TASK INSTRUCTIONS: Please quote every line word for word.

MATERIAL PROVIDED:
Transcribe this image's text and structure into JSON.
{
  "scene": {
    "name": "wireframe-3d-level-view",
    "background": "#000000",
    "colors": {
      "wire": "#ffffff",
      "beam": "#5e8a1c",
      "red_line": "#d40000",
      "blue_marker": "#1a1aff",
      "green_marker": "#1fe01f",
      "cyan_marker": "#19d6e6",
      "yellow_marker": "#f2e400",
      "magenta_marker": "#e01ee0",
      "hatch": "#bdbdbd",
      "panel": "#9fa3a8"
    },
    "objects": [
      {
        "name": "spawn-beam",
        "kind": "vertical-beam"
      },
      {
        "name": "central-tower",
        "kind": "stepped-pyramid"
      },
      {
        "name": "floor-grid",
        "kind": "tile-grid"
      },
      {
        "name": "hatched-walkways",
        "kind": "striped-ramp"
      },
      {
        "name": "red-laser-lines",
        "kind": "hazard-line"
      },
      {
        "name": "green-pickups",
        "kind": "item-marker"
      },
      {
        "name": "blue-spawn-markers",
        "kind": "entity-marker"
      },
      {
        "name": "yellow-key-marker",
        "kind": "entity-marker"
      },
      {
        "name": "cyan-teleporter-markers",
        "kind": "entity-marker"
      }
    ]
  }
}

OUTPUT FOR THIS TASK:
Transcribe this image's text and structure into JSON.
{
  "scene": {
    "name": "wireframe-3d-level-view",
    "background": "#000000",
    "colors": {
      "wire": "#ffffff",
      "beam": "#5e8a1c",
      "red_line": "#d40000",
      "blue_marker": "#1a1aff",
      "green_marker": "#1fe01f",
      "cyan_marker": "#19d6e6",
      "yellow_marker": "#f2e400",
      "magenta_marker": "#e01ee0",
      "hatch": "#bdbdbd",
      "panel": "#9fa3a8"
    },
    "objects": [
      {
        "name": "spawn-beam",
        "kind": "vertical-beam"
      },
      {
        "name": "central-tower",
        "kind": "stepped-pyramid"
      },
      {
        "name": "floor-grid",
        "kind": "tile-grid"
      },
      {
        "name": "hatched-walkways",
        "kind": "striped-ramp"
      },
      {
        "name": "red-laser-lines",
        "kind": "hazard-line"
      },
      {
        "name": "green-pickups",
        "kind": "item-marker"
      },
      {
        "name": "blue-spawn-markers",
        "kind": "entity-marker"
      },
      {
        "name": "yellow-key-marker",
        "kind": "entity-marker"
      },
      {
        "name": "cyan-teleporter-markers",
        "kind": "entity-marker"
      }
    ]
  }
}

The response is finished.